Task details -
In the data that follows, count the lines in which the word "Next" occurs, and report that figure alone.

(Data entries)
_ _ _ _
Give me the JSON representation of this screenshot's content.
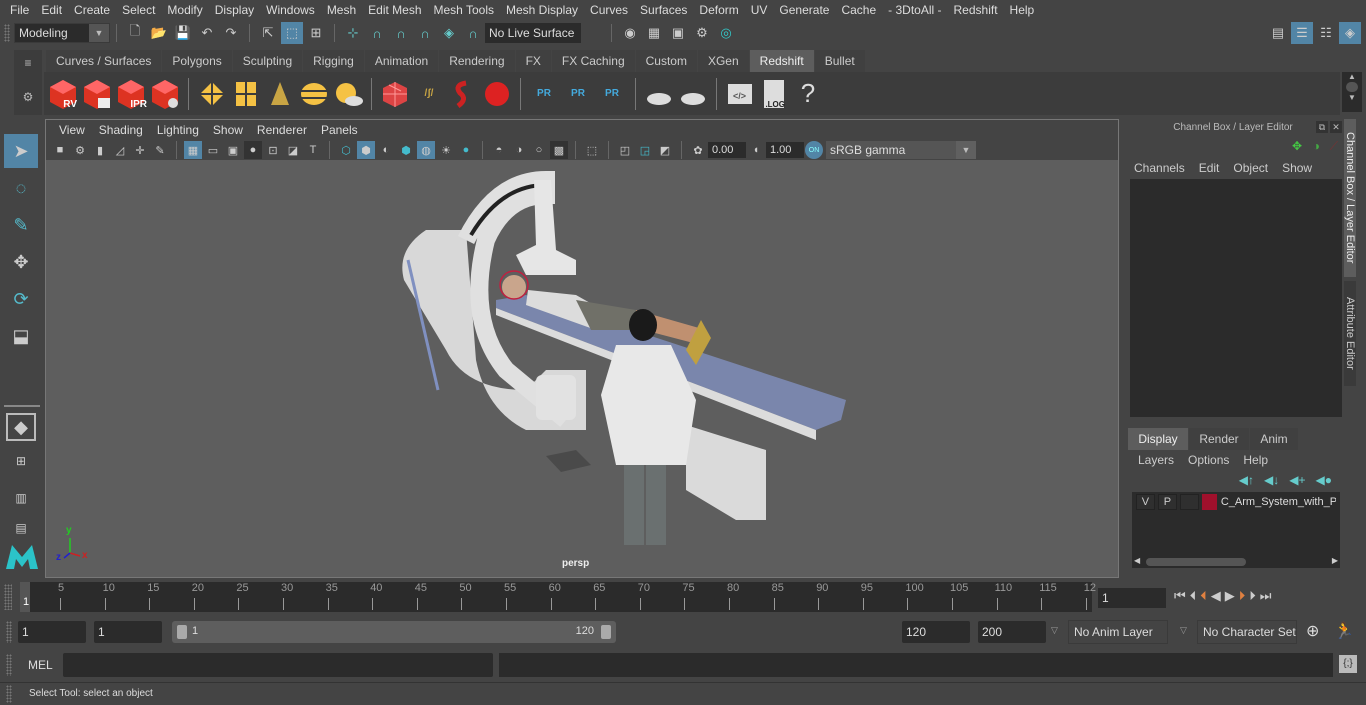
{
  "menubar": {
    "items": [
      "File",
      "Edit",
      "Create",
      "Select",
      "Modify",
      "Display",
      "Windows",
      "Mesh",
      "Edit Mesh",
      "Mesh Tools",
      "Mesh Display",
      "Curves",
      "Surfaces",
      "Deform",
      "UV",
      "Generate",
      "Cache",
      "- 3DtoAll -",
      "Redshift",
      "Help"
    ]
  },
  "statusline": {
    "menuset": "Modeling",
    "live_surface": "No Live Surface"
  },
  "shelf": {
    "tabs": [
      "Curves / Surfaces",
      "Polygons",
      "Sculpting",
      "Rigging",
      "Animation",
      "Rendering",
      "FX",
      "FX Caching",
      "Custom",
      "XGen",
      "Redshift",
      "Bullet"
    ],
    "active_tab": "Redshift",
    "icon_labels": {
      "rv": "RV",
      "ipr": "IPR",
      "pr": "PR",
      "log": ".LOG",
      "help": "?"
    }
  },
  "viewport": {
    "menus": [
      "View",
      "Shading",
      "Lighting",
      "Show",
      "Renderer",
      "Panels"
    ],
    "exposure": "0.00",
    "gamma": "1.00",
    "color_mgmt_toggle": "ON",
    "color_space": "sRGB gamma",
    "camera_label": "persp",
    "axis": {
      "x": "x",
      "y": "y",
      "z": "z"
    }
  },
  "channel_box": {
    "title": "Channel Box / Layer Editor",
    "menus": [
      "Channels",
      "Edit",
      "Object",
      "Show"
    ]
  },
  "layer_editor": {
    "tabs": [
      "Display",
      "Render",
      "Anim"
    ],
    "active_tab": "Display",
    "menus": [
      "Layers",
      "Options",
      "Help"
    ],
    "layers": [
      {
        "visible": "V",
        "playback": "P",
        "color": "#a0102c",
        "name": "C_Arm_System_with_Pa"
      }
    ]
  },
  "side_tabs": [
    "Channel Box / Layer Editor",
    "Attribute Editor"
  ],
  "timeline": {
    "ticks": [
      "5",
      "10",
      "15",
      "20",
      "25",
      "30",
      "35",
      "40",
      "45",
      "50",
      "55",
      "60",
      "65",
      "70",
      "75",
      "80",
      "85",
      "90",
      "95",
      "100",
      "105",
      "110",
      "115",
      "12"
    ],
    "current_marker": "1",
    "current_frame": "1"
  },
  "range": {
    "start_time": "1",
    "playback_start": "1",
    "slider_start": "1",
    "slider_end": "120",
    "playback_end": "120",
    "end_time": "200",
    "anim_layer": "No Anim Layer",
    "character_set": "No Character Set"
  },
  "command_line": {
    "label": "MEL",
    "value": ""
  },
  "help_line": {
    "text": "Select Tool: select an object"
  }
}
_ _ _ _
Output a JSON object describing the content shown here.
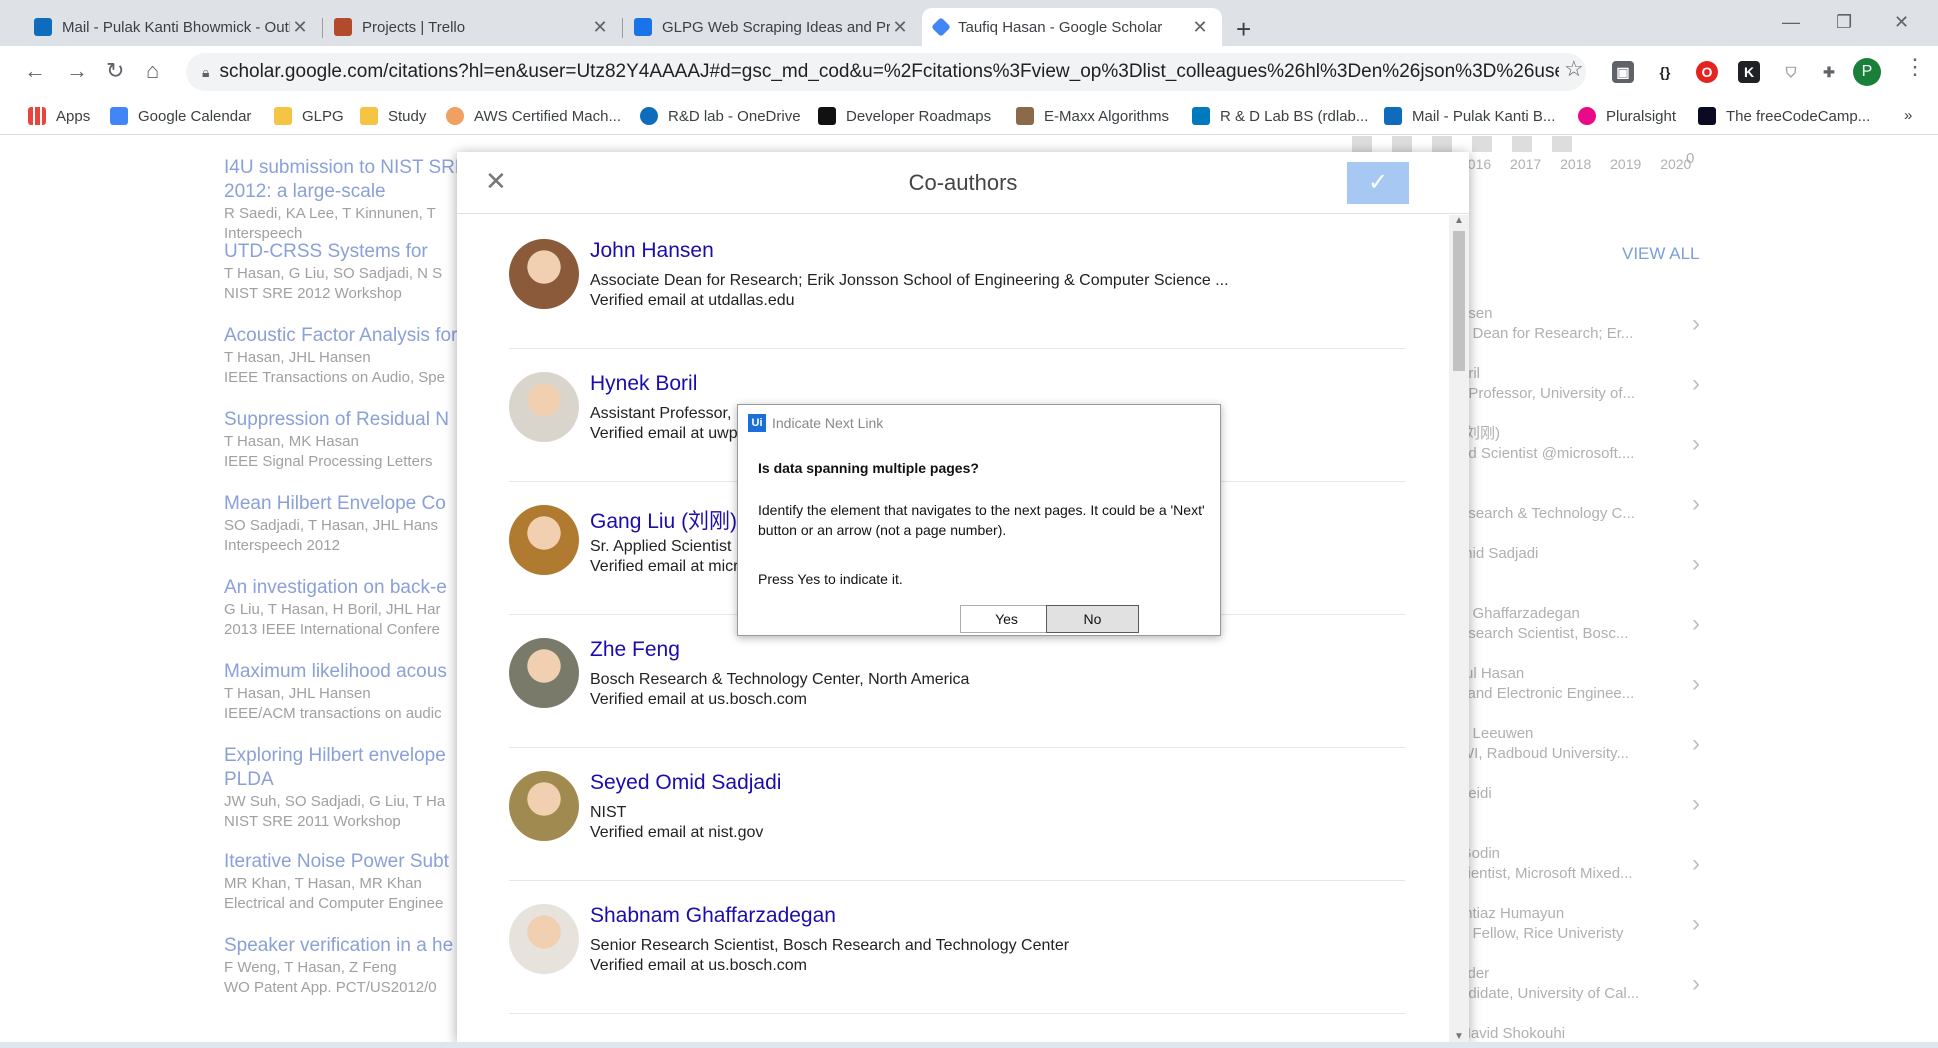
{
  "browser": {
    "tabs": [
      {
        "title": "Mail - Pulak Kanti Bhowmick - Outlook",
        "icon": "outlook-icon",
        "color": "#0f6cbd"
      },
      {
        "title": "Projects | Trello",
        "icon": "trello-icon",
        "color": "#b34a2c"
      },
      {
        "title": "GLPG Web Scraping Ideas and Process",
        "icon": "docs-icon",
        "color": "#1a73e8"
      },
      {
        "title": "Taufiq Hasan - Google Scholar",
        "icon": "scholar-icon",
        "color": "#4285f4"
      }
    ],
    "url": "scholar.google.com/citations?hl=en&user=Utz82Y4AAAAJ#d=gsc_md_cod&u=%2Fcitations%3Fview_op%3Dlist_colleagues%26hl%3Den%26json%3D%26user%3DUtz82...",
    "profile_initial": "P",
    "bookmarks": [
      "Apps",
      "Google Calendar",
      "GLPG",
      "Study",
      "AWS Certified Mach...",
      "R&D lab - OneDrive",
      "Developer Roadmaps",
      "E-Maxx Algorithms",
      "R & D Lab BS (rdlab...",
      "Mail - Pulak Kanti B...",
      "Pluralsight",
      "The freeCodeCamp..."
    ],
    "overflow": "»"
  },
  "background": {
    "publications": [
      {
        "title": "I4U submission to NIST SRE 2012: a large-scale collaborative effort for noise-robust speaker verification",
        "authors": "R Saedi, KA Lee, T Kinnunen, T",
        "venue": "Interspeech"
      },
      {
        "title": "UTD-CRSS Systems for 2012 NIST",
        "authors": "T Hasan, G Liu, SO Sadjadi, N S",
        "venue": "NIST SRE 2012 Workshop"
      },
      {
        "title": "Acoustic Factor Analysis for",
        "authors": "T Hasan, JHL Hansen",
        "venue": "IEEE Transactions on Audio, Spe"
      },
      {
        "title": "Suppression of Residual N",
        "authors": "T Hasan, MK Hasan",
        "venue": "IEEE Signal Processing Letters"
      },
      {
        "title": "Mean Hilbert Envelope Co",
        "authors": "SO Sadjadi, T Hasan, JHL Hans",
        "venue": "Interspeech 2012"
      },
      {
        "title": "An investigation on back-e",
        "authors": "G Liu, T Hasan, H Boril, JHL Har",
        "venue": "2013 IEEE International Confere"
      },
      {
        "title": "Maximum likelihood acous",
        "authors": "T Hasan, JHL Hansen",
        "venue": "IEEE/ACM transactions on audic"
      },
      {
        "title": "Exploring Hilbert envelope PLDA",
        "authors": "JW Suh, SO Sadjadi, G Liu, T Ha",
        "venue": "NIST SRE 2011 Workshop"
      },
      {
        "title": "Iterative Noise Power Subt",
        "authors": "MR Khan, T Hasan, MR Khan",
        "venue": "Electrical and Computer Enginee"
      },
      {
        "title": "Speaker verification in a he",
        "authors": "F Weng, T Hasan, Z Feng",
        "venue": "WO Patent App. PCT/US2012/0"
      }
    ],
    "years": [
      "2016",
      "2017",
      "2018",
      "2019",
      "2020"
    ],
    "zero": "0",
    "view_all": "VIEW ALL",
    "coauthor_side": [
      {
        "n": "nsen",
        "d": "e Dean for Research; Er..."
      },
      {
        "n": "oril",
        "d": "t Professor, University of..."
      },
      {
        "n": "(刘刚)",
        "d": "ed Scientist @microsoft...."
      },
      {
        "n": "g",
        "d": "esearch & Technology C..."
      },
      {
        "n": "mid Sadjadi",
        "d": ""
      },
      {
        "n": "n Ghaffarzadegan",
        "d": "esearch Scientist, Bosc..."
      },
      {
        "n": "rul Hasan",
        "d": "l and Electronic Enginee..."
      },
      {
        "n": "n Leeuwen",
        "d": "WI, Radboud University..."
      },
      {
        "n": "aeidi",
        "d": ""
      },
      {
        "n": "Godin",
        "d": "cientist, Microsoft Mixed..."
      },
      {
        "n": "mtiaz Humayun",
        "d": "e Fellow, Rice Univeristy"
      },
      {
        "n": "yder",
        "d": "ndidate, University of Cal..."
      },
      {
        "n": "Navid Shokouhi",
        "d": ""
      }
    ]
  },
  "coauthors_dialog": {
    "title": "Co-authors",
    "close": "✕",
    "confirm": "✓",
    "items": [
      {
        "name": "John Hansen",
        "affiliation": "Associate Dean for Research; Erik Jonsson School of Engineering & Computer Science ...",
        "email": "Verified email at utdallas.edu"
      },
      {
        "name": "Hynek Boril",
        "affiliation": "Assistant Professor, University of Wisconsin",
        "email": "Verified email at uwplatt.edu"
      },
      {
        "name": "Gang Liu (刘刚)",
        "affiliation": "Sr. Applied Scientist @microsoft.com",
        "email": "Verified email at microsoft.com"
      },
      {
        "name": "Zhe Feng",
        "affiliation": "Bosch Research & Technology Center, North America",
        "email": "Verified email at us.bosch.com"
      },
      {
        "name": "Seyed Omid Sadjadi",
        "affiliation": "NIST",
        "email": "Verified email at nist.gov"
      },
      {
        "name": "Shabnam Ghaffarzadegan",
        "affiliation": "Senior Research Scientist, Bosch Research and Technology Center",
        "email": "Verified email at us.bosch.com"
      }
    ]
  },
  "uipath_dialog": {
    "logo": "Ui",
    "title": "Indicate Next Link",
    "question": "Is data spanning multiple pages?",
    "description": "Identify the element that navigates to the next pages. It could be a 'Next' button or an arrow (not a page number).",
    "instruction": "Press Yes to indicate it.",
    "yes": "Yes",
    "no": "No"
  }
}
_ _ _ _
Task answer -
2